[Collected data]
------------------------------------
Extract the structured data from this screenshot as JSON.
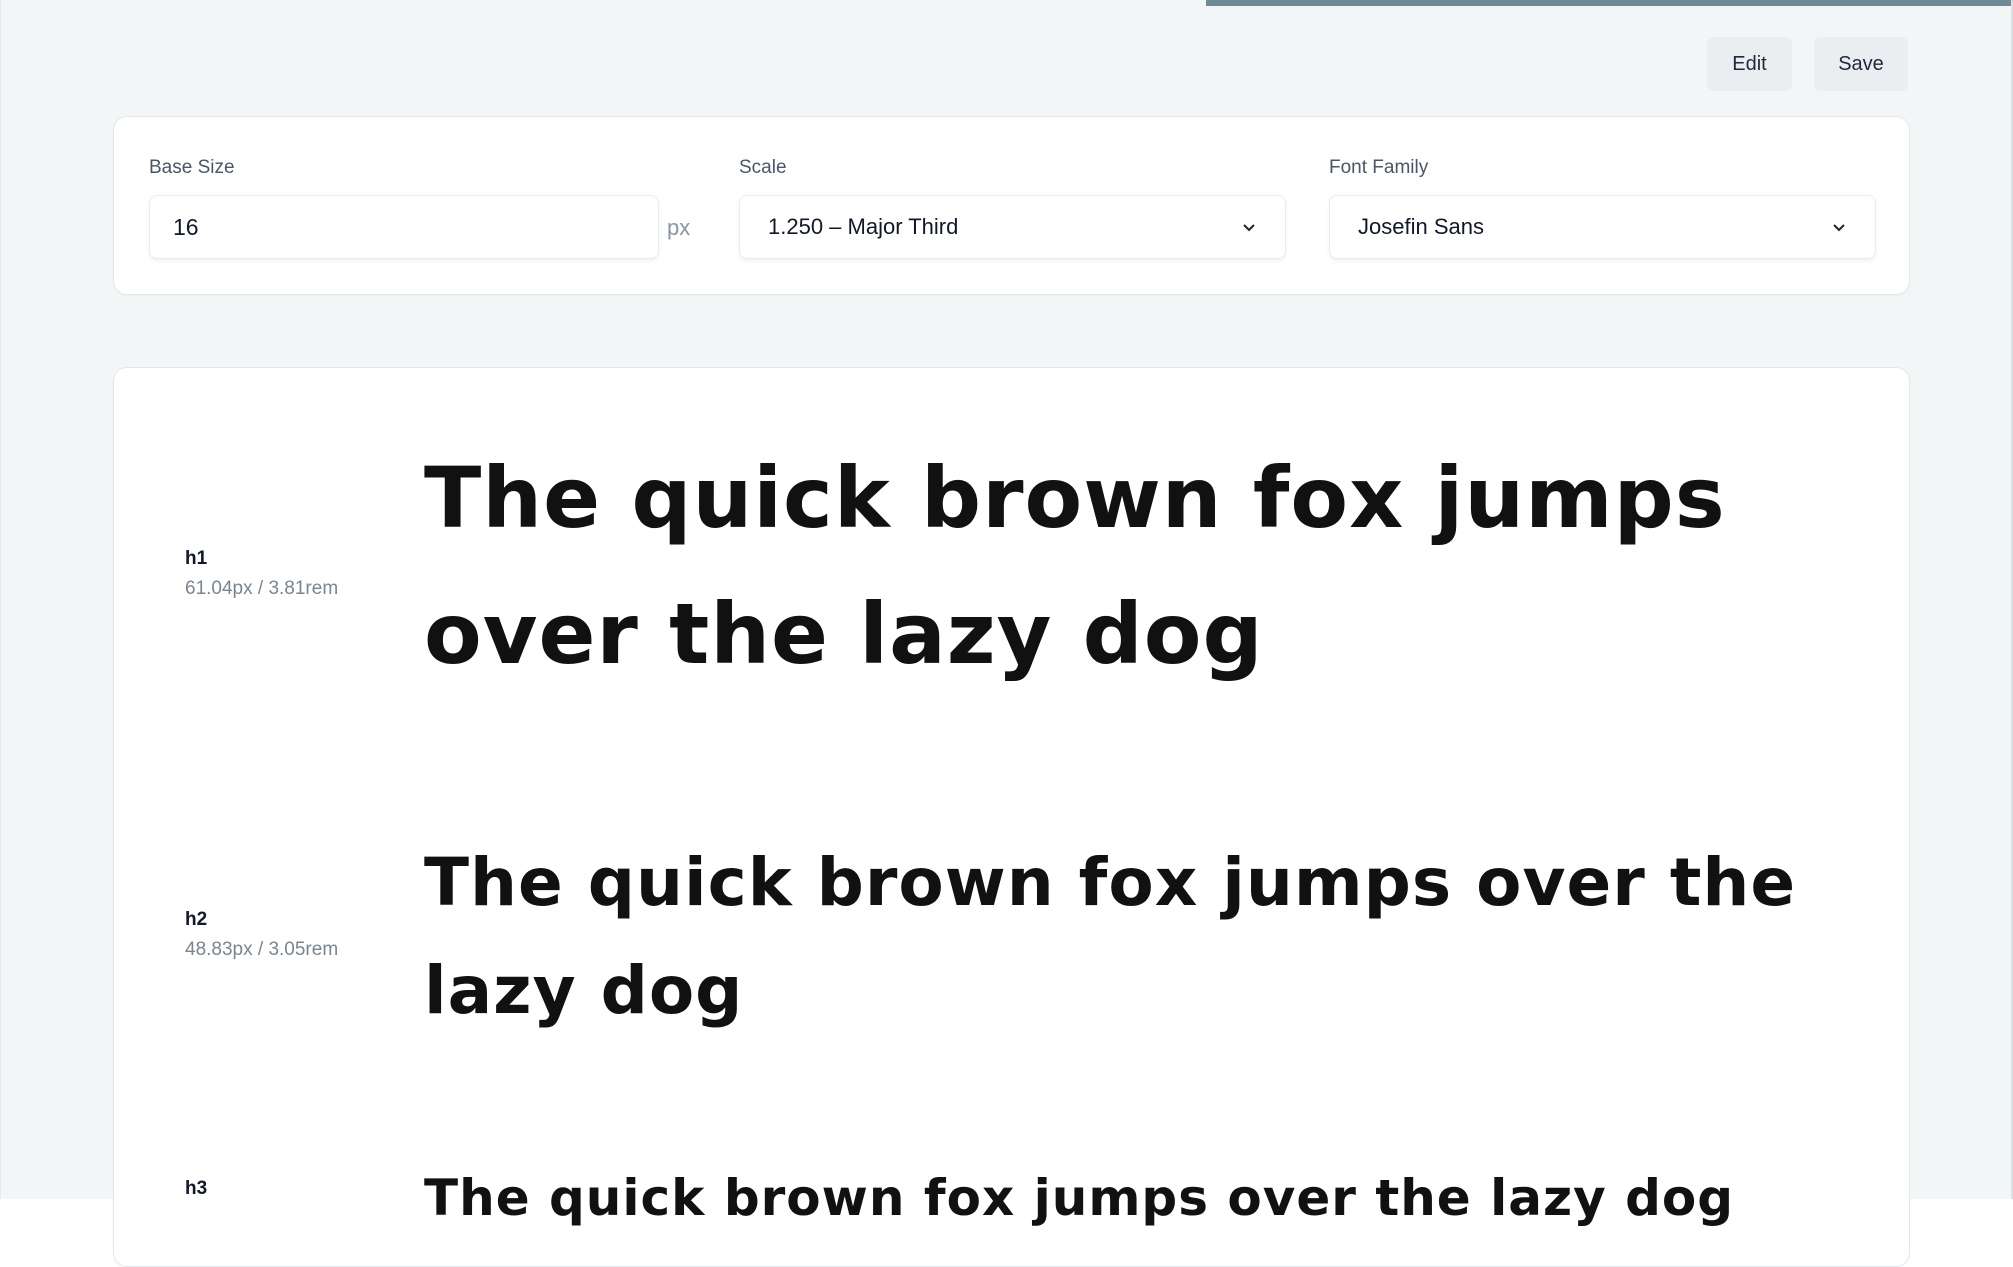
{
  "toolbar": {
    "edit_label": "Edit",
    "save_label": "Save"
  },
  "progress": {
    "fraction": 0.4
  },
  "settings": {
    "base_size": {
      "label": "Base Size",
      "value": "16",
      "unit": "px"
    },
    "scale": {
      "label": "Scale",
      "selected": "1.250 – Major Third"
    },
    "font_family": {
      "label": "Font Family",
      "selected": "Josefin Sans"
    }
  },
  "preview": {
    "rows": [
      {
        "tag": "h1",
        "meta": "61.04px / 3.81rem",
        "sample": "The quick brown fox jumps over the lazy dog"
      },
      {
        "tag": "h2",
        "meta": "48.83px / 3.05rem",
        "sample": "The quick brown fox jumps over the lazy dog"
      },
      {
        "tag": "h3",
        "meta": "",
        "sample": "The quick brown fox jumps over the lazy dog"
      }
    ]
  },
  "icons": {
    "select_chevron": "chevron-down-icon"
  },
  "colors": {
    "background": "#f3f6f7",
    "card": "#ffffff",
    "button_bg": "#eaeef1",
    "progress": "#6f8a96"
  }
}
------------------------------------
Work to do - Keep every word of the data as it is when you write it out, but drop the pictures.

Solution -
Extract the structured data from this screenshot as JSON.
{
  "toolbar": {
    "edit_label": "Edit",
    "save_label": "Save"
  },
  "progress": {
    "fraction": 0.4
  },
  "settings": {
    "base_size": {
      "label": "Base Size",
      "value": "16",
      "unit": "px"
    },
    "scale": {
      "label": "Scale",
      "selected": "1.250 – Major Third"
    },
    "font_family": {
      "label": "Font Family",
      "selected": "Josefin Sans"
    }
  },
  "preview": {
    "rows": [
      {
        "tag": "h1",
        "meta": "61.04px / 3.81rem",
        "sample": "The quick brown fox jumps over the lazy dog"
      },
      {
        "tag": "h2",
        "meta": "48.83px / 3.05rem",
        "sample": "The quick brown fox jumps over the lazy dog"
      },
      {
        "tag": "h3",
        "meta": "",
        "sample": "The quick brown fox jumps over the lazy dog"
      }
    ]
  },
  "icons": {
    "select_chevron": "chevron-down-icon"
  },
  "colors": {
    "background": "#f3f6f7",
    "card": "#ffffff",
    "button_bg": "#eaeef1",
    "progress": "#6f8a96"
  }
}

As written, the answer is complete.